• **WORK TO BE COMPLETED**
Return each line of the records with nothing changed, pictures excepted.

• **GIVEN RECORDS**
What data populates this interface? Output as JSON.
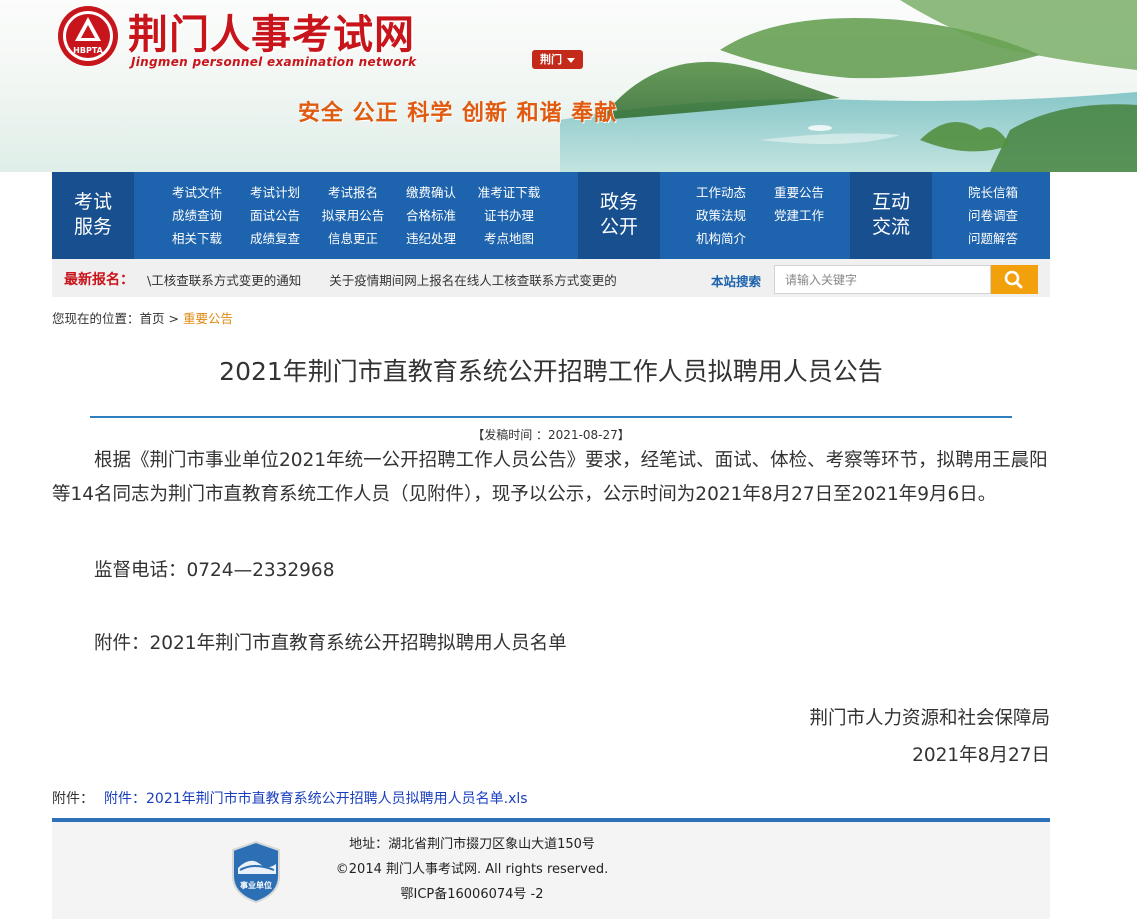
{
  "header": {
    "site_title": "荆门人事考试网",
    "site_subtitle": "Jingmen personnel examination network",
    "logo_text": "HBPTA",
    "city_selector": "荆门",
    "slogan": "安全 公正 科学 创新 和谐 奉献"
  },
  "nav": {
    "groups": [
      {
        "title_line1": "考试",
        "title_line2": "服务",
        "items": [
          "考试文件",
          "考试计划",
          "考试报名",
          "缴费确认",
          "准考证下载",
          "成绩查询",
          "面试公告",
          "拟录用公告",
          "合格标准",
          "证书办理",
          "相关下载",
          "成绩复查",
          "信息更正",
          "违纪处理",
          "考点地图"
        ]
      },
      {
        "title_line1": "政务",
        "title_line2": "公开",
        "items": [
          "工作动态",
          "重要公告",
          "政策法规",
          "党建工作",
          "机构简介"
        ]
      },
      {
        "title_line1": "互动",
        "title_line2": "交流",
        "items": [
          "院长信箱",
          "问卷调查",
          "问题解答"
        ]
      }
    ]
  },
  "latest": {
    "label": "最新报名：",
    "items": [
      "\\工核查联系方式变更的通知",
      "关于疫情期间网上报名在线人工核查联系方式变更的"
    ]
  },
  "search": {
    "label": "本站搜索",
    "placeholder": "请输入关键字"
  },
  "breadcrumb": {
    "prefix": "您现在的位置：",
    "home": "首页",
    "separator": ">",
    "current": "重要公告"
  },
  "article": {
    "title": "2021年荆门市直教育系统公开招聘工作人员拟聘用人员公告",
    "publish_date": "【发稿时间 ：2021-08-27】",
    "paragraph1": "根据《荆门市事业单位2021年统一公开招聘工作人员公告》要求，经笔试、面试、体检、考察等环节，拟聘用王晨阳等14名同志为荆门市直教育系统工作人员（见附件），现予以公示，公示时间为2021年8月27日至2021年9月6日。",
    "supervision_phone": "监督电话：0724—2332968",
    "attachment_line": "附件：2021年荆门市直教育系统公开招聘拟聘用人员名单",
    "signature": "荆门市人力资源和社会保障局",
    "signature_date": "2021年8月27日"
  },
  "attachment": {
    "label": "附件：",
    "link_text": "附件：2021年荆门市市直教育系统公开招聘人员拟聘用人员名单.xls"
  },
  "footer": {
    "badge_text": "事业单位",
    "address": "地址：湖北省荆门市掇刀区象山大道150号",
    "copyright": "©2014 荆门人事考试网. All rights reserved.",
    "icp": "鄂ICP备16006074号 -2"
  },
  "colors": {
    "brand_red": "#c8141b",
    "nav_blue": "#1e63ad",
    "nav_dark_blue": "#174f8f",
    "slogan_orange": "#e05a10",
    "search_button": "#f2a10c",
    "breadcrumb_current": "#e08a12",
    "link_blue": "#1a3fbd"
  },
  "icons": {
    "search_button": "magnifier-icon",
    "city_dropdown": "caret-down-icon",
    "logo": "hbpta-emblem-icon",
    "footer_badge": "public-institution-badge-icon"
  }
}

• **EXERCISE RESULT**
What data populates this interface? Output as JSON.
{
  "header": {
    "site_title": "荆门人事考试网",
    "site_subtitle": "Jingmen personnel examination network",
    "logo_text": "HBPTA",
    "city_selector": "荆门",
    "slogan": "安全 公正 科学 创新 和谐 奉献"
  },
  "nav": {
    "groups": [
      {
        "title_line1": "考试",
        "title_line2": "服务",
        "items": [
          "考试文件",
          "考试计划",
          "考试报名",
          "缴费确认",
          "准考证下载",
          "成绩查询",
          "面试公告",
          "拟录用公告",
          "合格标准",
          "证书办理",
          "相关下载",
          "成绩复查",
          "信息更正",
          "违纪处理",
          "考点地图"
        ]
      },
      {
        "title_line1": "政务",
        "title_line2": "公开",
        "items": [
          "工作动态",
          "重要公告",
          "政策法规",
          "党建工作",
          "机构简介"
        ]
      },
      {
        "title_line1": "互动",
        "title_line2": "交流",
        "items": [
          "院长信箱",
          "问卷调查",
          "问题解答"
        ]
      }
    ]
  },
  "latest": {
    "label": "最新报名：",
    "items": [
      "\\工核查联系方式变更的通知",
      "关于疫情期间网上报名在线人工核查联系方式变更的"
    ]
  },
  "search": {
    "label": "本站搜索",
    "placeholder": "请输入关键字"
  },
  "breadcrumb": {
    "prefix": "您现在的位置：",
    "home": "首页",
    "separator": ">",
    "current": "重要公告"
  },
  "article": {
    "title": "2021年荆门市直教育系统公开招聘工作人员拟聘用人员公告",
    "publish_date": "【发稿时间 ：2021-08-27】",
    "paragraph1": "根据《荆门市事业单位2021年统一公开招聘工作人员公告》要求，经笔试、面试、体检、考察等环节，拟聘用王晨阳等14名同志为荆门市直教育系统工作人员（见附件），现予以公示，公示时间为2021年8月27日至2021年9月6日。",
    "supervision_phone": "监督电话：0724—2332968",
    "attachment_line": "附件：2021年荆门市直教育系统公开招聘拟聘用人员名单",
    "signature": "荆门市人力资源和社会保障局",
    "signature_date": "2021年8月27日"
  },
  "attachment": {
    "label": "附件：",
    "link_text": "附件：2021年荆门市市直教育系统公开招聘人员拟聘用人员名单.xls"
  },
  "footer": {
    "badge_text": "事业单位",
    "address": "地址：湖北省荆门市掇刀区象山大道150号",
    "copyright": "©2014 荆门人事考试网. All rights reserved.",
    "icp": "鄂ICP备16006074号 -2"
  },
  "colors": {
    "brand_red": "#c8141b",
    "nav_blue": "#1e63ad",
    "nav_dark_blue": "#174f8f",
    "slogan_orange": "#e05a10",
    "search_button": "#f2a10c",
    "breadcrumb_current": "#e08a12",
    "link_blue": "#1a3fbd"
  },
  "icons": {
    "search_button": "magnifier-icon",
    "city_dropdown": "caret-down-icon",
    "logo": "hbpta-emblem-icon",
    "footer_badge": "public-institution-badge-icon"
  }
}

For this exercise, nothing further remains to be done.